Task requirements:
Copy each line that has the string "title" somewhere in it.

___

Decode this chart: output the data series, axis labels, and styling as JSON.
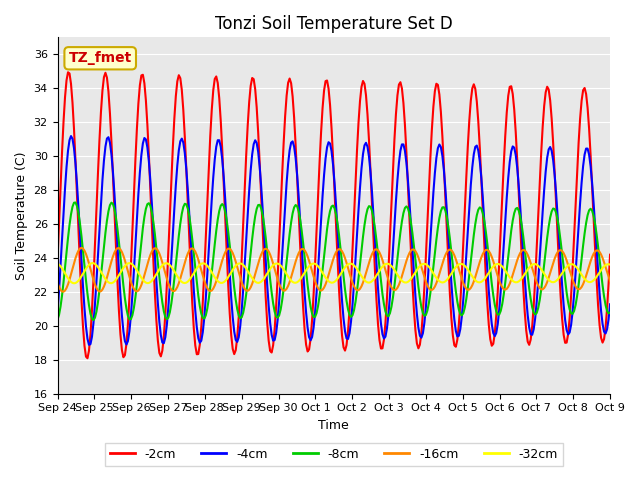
{
  "title": "Tonzi Soil Temperature Set D",
  "xlabel": "Time",
  "ylabel": "Soil Temperature (C)",
  "ylim": [
    16,
    37
  ],
  "yticks": [
    16,
    18,
    20,
    22,
    24,
    26,
    28,
    30,
    32,
    34,
    36
  ],
  "background_color": "#e8e8e8",
  "legend_label": "TZ_fmet",
  "legend_box_color": "#ffffcc",
  "legend_box_edge": "#ccaa00",
  "series": [
    {
      "label": "-2cm",
      "color": "#ff0000",
      "lw": 1.5
    },
    {
      "label": "-4cm",
      "color": "#0000ff",
      "lw": 1.5
    },
    {
      "label": "-8cm",
      "color": "#00cc00",
      "lw": 1.5
    },
    {
      "label": "-16cm",
      "color": "#ff8800",
      "lw": 1.5
    },
    {
      "label": "-32cm",
      "color": "#ffff00",
      "lw": 1.5
    }
  ],
  "x_tick_labels": [
    "Sep 24",
    "Sep 25",
    "Sep 26",
    "Sep 27",
    "Sep 28",
    "Sep 29",
    "Sep 30",
    "Oct 1",
    "Oct 2",
    "Oct 3",
    "Oct 4",
    "Oct 5",
    "Oct 6",
    "Oct 7",
    "Oct 8",
    "Oct 9"
  ],
  "x_tick_positions": [
    0,
    1,
    2,
    3,
    4,
    5,
    6,
    7,
    8,
    9,
    10,
    11,
    12,
    13,
    14,
    15
  ],
  "n_points": 370
}
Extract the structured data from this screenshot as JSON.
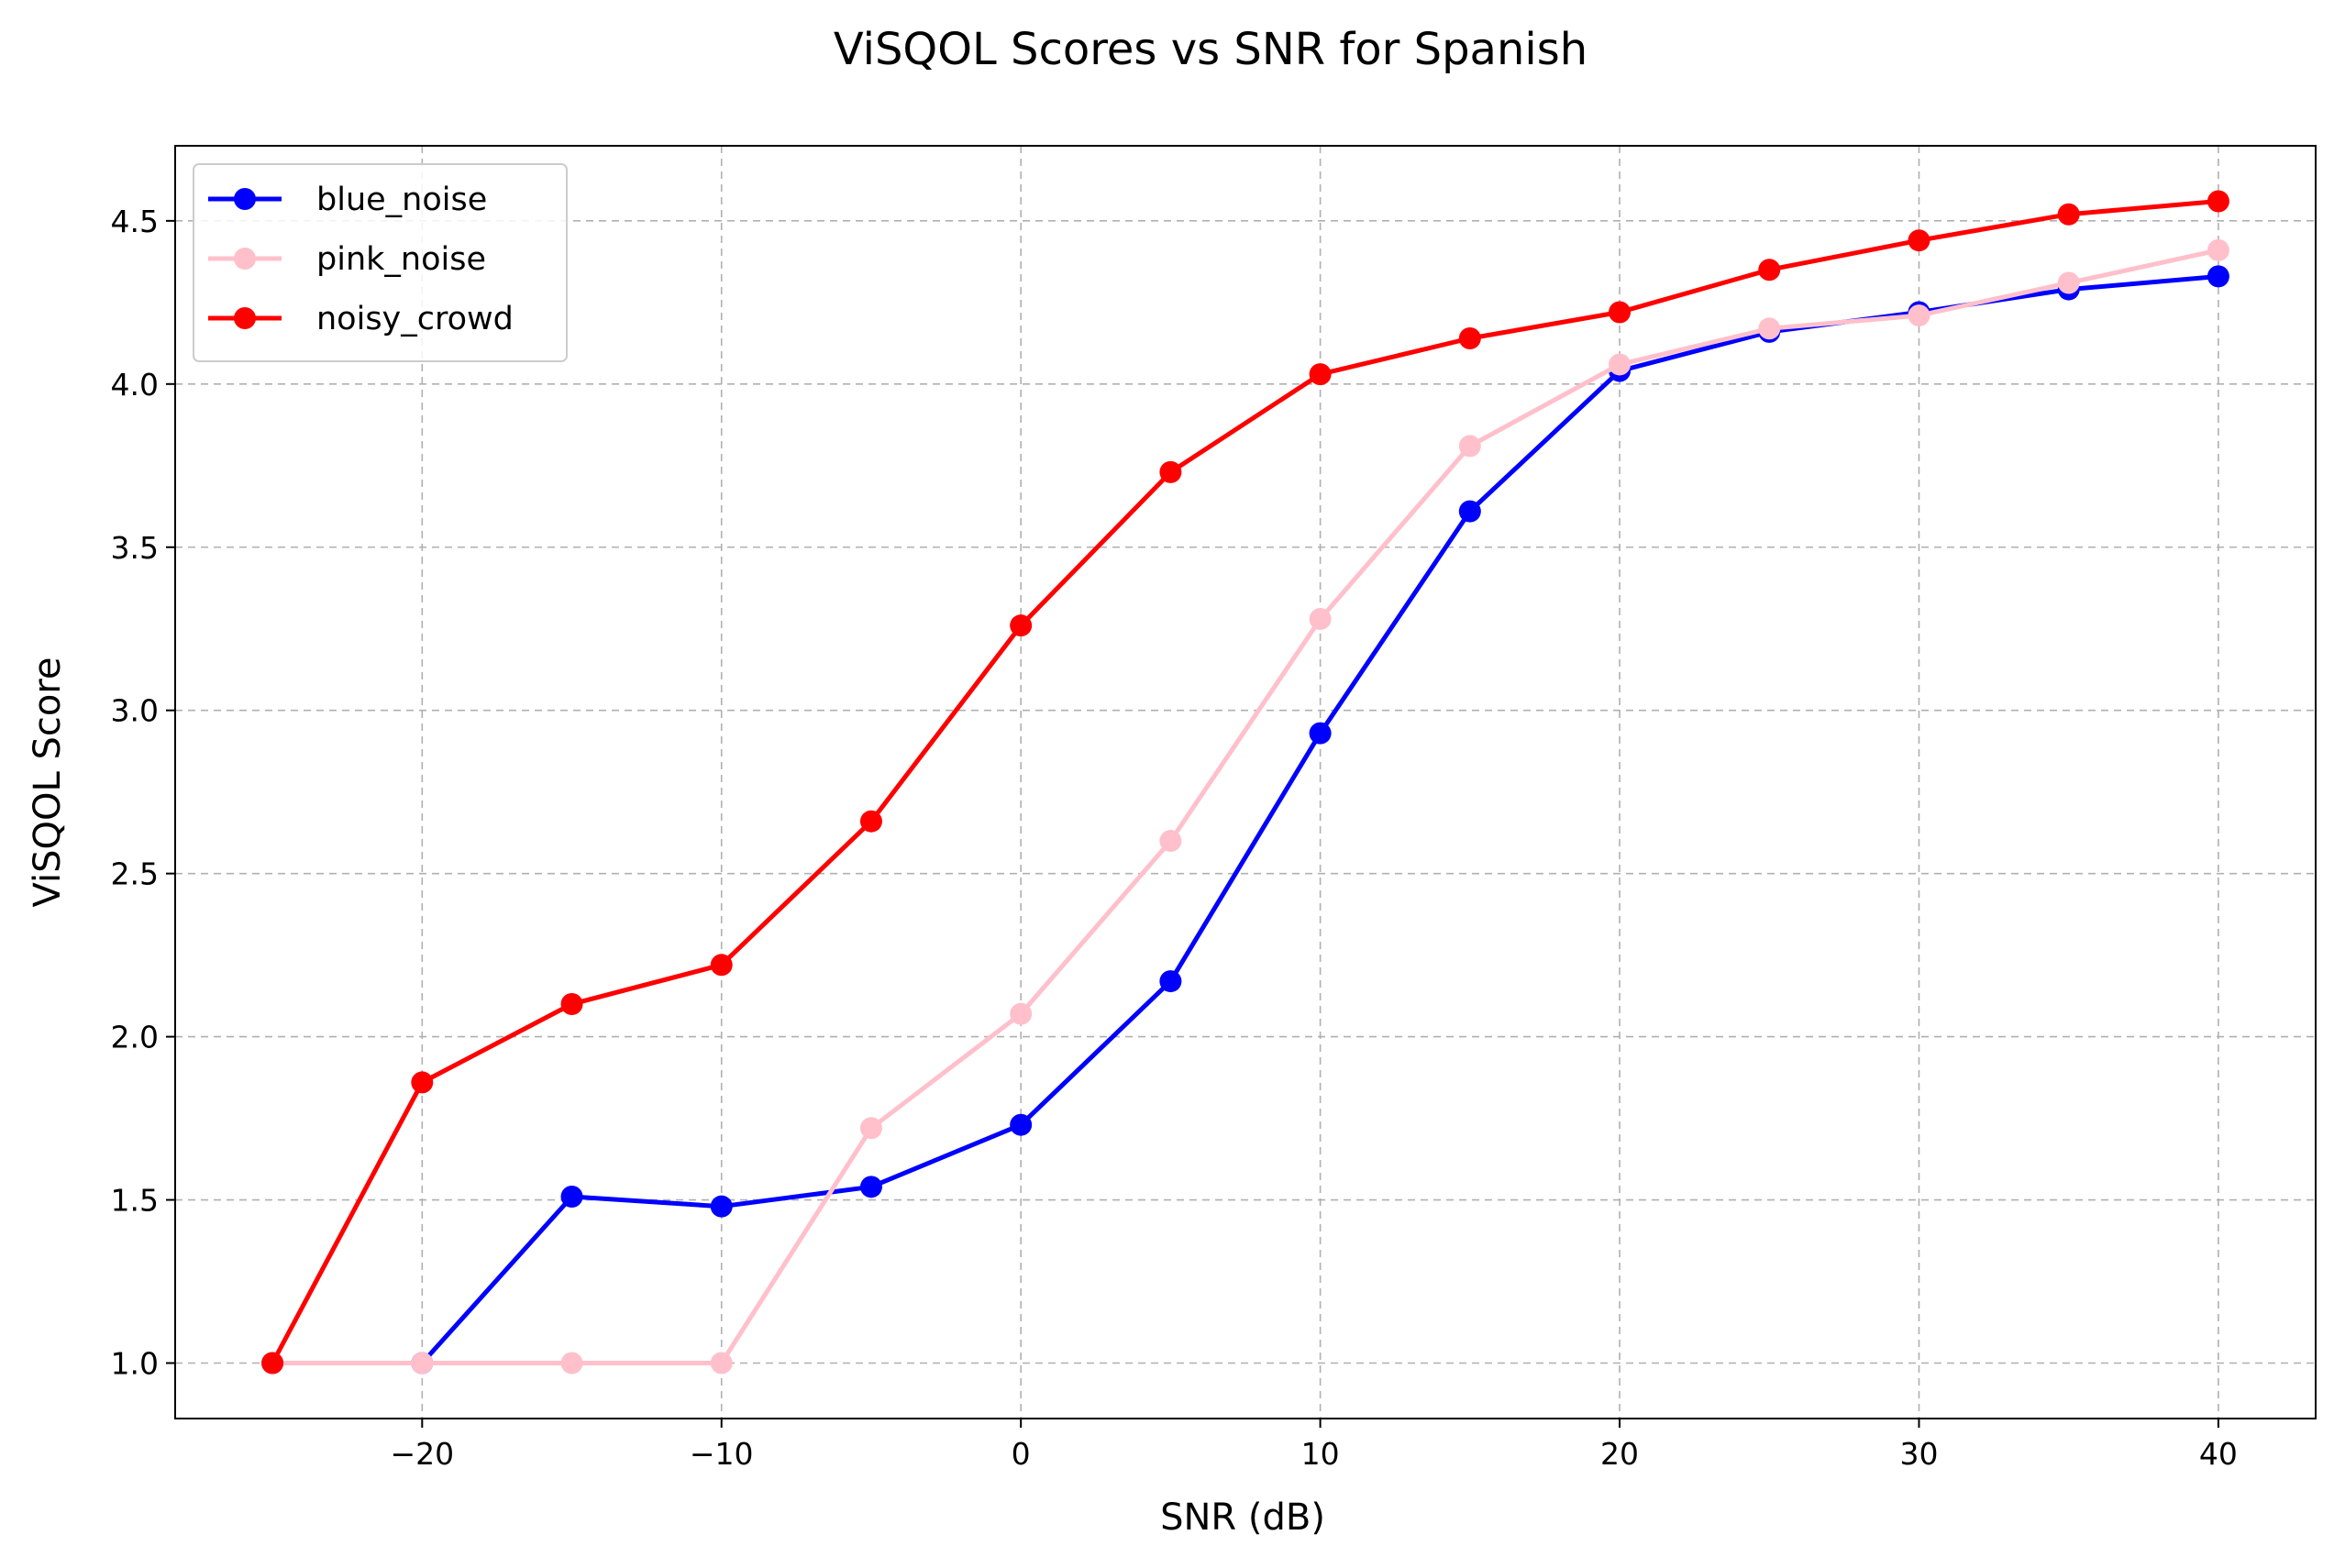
{
  "chart_data": {
    "type": "line",
    "title": "ViSQOL Scores vs SNR for Spanish",
    "xlabel": "SNR (dB)",
    "ylabel": "ViSQOL Score",
    "xlim": [
      -28.25,
      43.25
    ],
    "ylim": [
      0.83,
      4.73
    ],
    "xticks": [
      -20,
      -10,
      0,
      10,
      20,
      30,
      40
    ],
    "xtick_labels": [
      "−20",
      "−10",
      "0",
      "10",
      "20",
      "30",
      "40"
    ],
    "yticks": [
      1.0,
      1.5,
      2.0,
      2.5,
      3.0,
      3.5,
      4.0,
      4.5
    ],
    "ytick_labels": [
      "1.0",
      "1.5",
      "2.0",
      "2.5",
      "3.0",
      "3.5",
      "4.0",
      "4.5"
    ],
    "grid": true,
    "legend_position": "top-left",
    "x": [
      -25,
      -20,
      -15,
      -10,
      -5,
      0,
      5,
      10,
      15,
      20,
      25,
      30,
      35,
      40
    ],
    "series": [
      {
        "name": "blue_noise",
        "color": "#0000ff",
        "values": [
          1.0,
          1.0,
          1.51,
          1.48,
          1.54,
          1.73,
          2.17,
          2.93,
          3.61,
          4.04,
          4.16,
          4.22,
          4.29,
          4.33
        ]
      },
      {
        "name": "pink_noise",
        "color": "#ffc0cb",
        "values": [
          1.0,
          1.0,
          1.0,
          1.0,
          1.72,
          2.07,
          2.6,
          3.28,
          3.81,
          4.06,
          4.17,
          4.21,
          4.31,
          4.41
        ]
      },
      {
        "name": "noisy_crowd",
        "color": "#ff0000",
        "values": [
          1.0,
          1.86,
          2.1,
          2.22,
          2.66,
          3.26,
          3.73,
          4.03,
          4.14,
          4.22,
          4.35,
          4.44,
          4.52,
          4.56
        ]
      }
    ]
  }
}
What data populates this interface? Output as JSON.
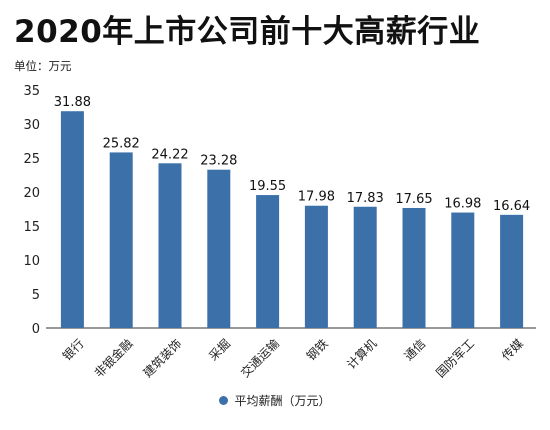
{
  "title": "2020年上市公司前十大高薪行业",
  "unit_label": "单位：万元",
  "chart_data": {
    "type": "bar",
    "categories": [
      "银行",
      "非银金融",
      "建筑装饰",
      "采掘",
      "交通运输",
      "钢铁",
      "计算机",
      "通信",
      "国防军工",
      "传媒"
    ],
    "series": [
      {
        "name": "平均薪酬（万元）",
        "values": [
          31.88,
          25.82,
          24.22,
          23.28,
          19.55,
          17.98,
          17.83,
          17.65,
          16.98,
          16.64
        ],
        "labels": [
          "31.88",
          "25.82",
          "24.22",
          "23.28",
          "19.55",
          "17.98",
          "17.83",
          "17.65",
          "16.98",
          "16.64"
        ]
      }
    ],
    "ylim": [
      0,
      35
    ],
    "yticks": [
      "0",
      "5",
      "10",
      "15",
      "20",
      "25",
      "30",
      "35"
    ],
    "bar_color": "#3b71a8",
    "grid": false,
    "legend_position": "bottom"
  }
}
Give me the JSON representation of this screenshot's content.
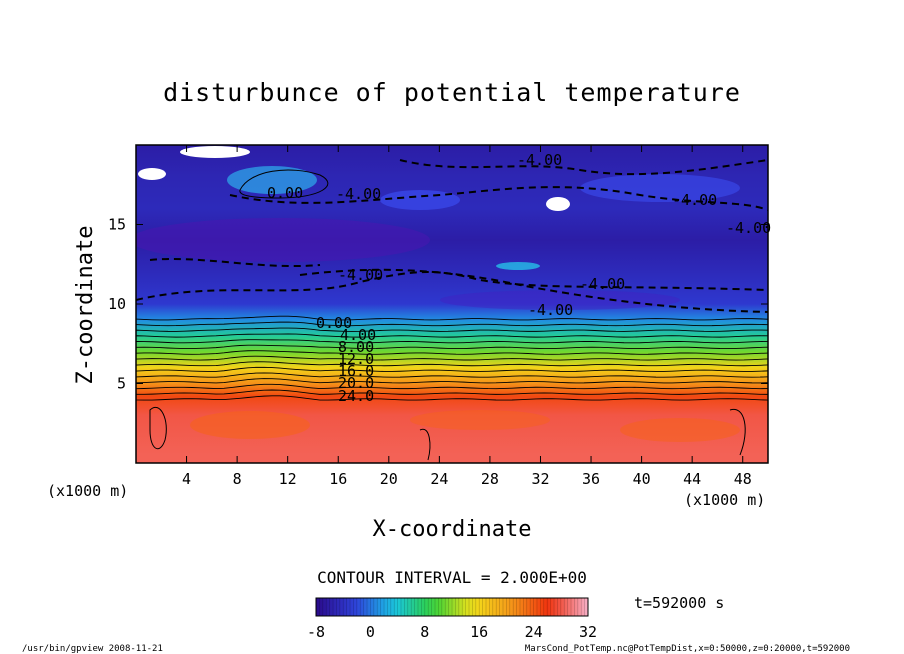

___

Answer to the task:
  "title": "Tonzi Soil Temperature Set D",
    "title": "ViSQOL Scores vs SNR for Spanish",
  "title": "2020年上市公司前十大高薪行业",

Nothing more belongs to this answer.